> TASK DETAILS
Write out all the lines again, precisely as they stand, but without the images.

[Some records]
————

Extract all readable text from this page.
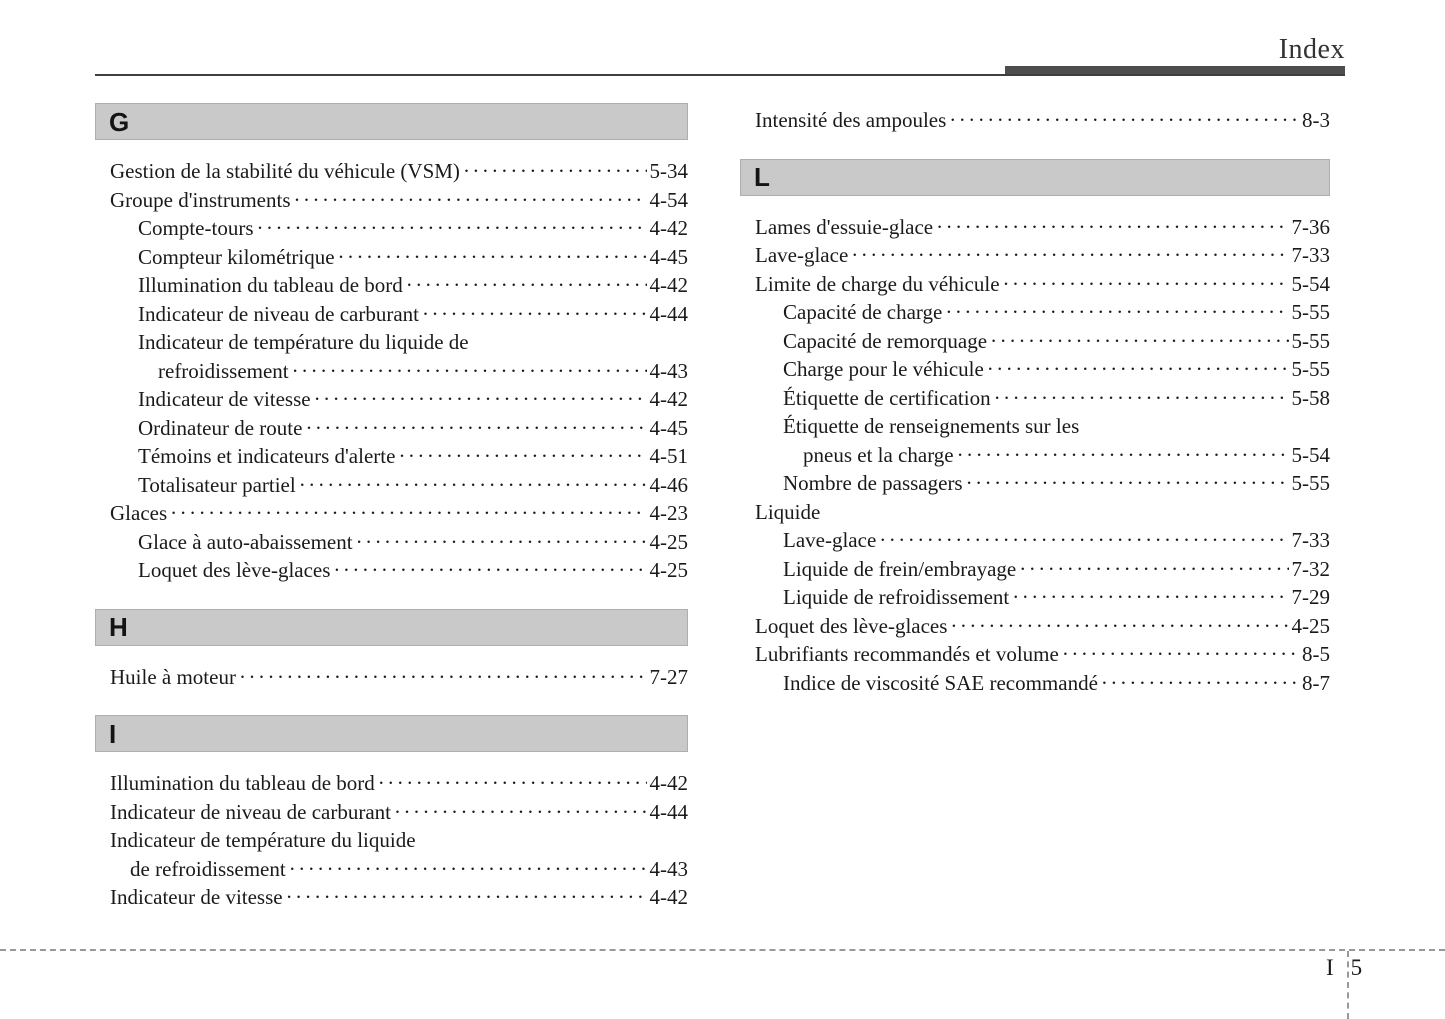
Index
G
Gestion de la stabilité du véhicule (VSM) ·····	5-34
Groupe d'instruments ·····	4-54
Compte-tours ·····	4-42
Compteur kilométrique ·····	4-45
Illumination du tableau de bord ·····	4-42
Indicateur de niveau de carburant ·····	4-44
Indicateur de température du liquide de
refroidissement ·····	4-43
Indicateur de vitesse ·····	4-42
Ordinateur de route ·····	4-45
Témoins et indicateurs d'alerte ·····	4-51
Totalisateur partiel ·····	4-46
Glaces ·····	4-23
Glace à auto-abaissement ·····	4-25
Loquet des lève-glaces ·····	4-25
H
Huile à moteur ·····	7-27
I
Illumination du tableau de bord ·····	4-42
Indicateur de niveau de carburant ·····	4-44
Indicateur de température du liquide
de refroidissement ·····	4-43
Indicateur de vitesse ·····	4-42
Intensité des ampoules ·····	8-3
L
Lames d'essuie-glace ·····	7-36
Lave-glace ·····	7-33
Limite de charge du véhicule ·····	5-54
Capacité de charge ·····	5-55
Capacité de remorquage ·····	5-55
Charge pour le véhicule ·····	5-55
Étiquette de certification ·····	5-58
Étiquette de renseignements sur les
pneus et la charge ·····	5-54
Nombre de passagers ·····	5-55
Liquide
Lave-glace ·····	7-33
Liquide de frein/embrayage ·····	7-32
Liquide de refroidissement ·····	7-29
Loquet des lève-glaces ·····	4-25
Lubrifiants recommandés et volume ·····	8-5
Indice de viscosité SAE recommandé ·····	8-7
I 5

————

> SOLVED PROBLEM
Extract all readable text from this page.
Index
G
Gestion de la stabilité du véhicule (VSM) ·····	5-34
Groupe d'instruments ·····	4-54
Compte-tours ·····	4-42
Compteur kilométrique ·····	4-45
Illumination du tableau de bord ·····	4-42
Indicateur de niveau de carburant ·····	4-44
Indicateur de température du liquide de
refroidissement ·····	4-43
Indicateur de vitesse ·····	4-42
Ordinateur de route ·····	4-45
Témoins et indicateurs d'alerte ·····	4-51
Totalisateur partiel ·····	4-46
Glaces ·····	4-23
Glace à auto-abaissement ·····	4-25
Loquet des lève-glaces ·····	4-25
H
Huile à moteur ·····	7-27
I
Illumination du tableau de bord ·····	4-42
Indicateur de niveau de carburant ·····	4-44
Indicateur de température du liquide
de refroidissement ·····	4-43
Indicateur de vitesse ·····	4-42
Intensité des ampoules ·····	8-3
L
Lames d'essuie-glace ·····	7-36
Lave-glace ·····	7-33
Limite de charge du véhicule ·····	5-54
Capacité de charge ·····	5-55
Capacité de remorquage ·····	5-55
Charge pour le véhicule ·····	5-55
Étiquette de certification ·····	5-58
Étiquette de renseignements sur les
pneus et la charge ·····	5-54
Nombre de passagers ·····	5-55
Liquide
Lave-glace ·····	7-33
Liquide de frein/embrayage ·····	7-32
Liquide de refroidissement ·····	7-29
Loquet des lève-glaces ·····	4-25
Lubrifiants recommandés et volume ·····	8-5
Indice de viscosité SAE recommandé ·····	8-7
I 5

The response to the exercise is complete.